[Provided entries start]

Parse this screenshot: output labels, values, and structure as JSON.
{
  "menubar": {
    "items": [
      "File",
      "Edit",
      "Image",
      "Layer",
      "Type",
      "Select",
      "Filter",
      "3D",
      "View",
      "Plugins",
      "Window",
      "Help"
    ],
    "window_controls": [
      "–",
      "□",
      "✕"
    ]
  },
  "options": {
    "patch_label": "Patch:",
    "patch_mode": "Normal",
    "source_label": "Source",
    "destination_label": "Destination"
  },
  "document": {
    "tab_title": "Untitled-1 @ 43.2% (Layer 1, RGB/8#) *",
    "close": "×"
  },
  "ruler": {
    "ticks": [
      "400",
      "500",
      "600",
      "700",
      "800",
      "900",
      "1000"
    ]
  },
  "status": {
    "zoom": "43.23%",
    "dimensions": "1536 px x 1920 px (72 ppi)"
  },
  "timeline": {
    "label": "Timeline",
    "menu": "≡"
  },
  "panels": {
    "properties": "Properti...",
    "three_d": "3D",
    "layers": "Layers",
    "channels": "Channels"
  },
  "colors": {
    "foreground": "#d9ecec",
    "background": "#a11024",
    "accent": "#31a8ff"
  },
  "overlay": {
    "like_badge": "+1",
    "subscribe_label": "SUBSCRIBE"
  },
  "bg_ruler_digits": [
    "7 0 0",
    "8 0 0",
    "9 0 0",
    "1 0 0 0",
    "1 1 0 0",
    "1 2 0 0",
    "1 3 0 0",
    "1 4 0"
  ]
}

[Provided entries end]

▶ What you are asked to do: Repeat the preceding lines exactly, please, every one of them.

▶ Result of this exercise:
Parse this screenshot: output labels, values, and structure as JSON.
{
  "menubar": {
    "items": [
      "File",
      "Edit",
      "Image",
      "Layer",
      "Type",
      "Select",
      "Filter",
      "3D",
      "View",
      "Plugins",
      "Window",
      "Help"
    ],
    "window_controls": [
      "–",
      "□",
      "✕"
    ]
  },
  "options": {
    "patch_label": "Patch:",
    "patch_mode": "Normal",
    "source_label": "Source",
    "destination_label": "Destination"
  },
  "document": {
    "tab_title": "Untitled-1 @ 43.2% (Layer 1, RGB/8#) *",
    "close": "×"
  },
  "ruler": {
    "ticks": [
      "400",
      "500",
      "600",
      "700",
      "800",
      "900",
      "1000"
    ]
  },
  "status": {
    "zoom": "43.23%",
    "dimensions": "1536 px x 1920 px (72 ppi)"
  },
  "timeline": {
    "label": "Timeline",
    "menu": "≡"
  },
  "panels": {
    "properties": "Properti...",
    "three_d": "3D",
    "layers": "Layers",
    "channels": "Channels"
  },
  "colors": {
    "foreground": "#d9ecec",
    "background": "#a11024",
    "accent": "#31a8ff"
  },
  "overlay": {
    "like_badge": "+1",
    "subscribe_label": "SUBSCRIBE"
  },
  "bg_ruler_digits": [
    "7 0 0",
    "8 0 0",
    "9 0 0",
    "1 0 0 0",
    "1 1 0 0",
    "1 2 0 0",
    "1 3 0 0",
    "1 4 0"
  ]
}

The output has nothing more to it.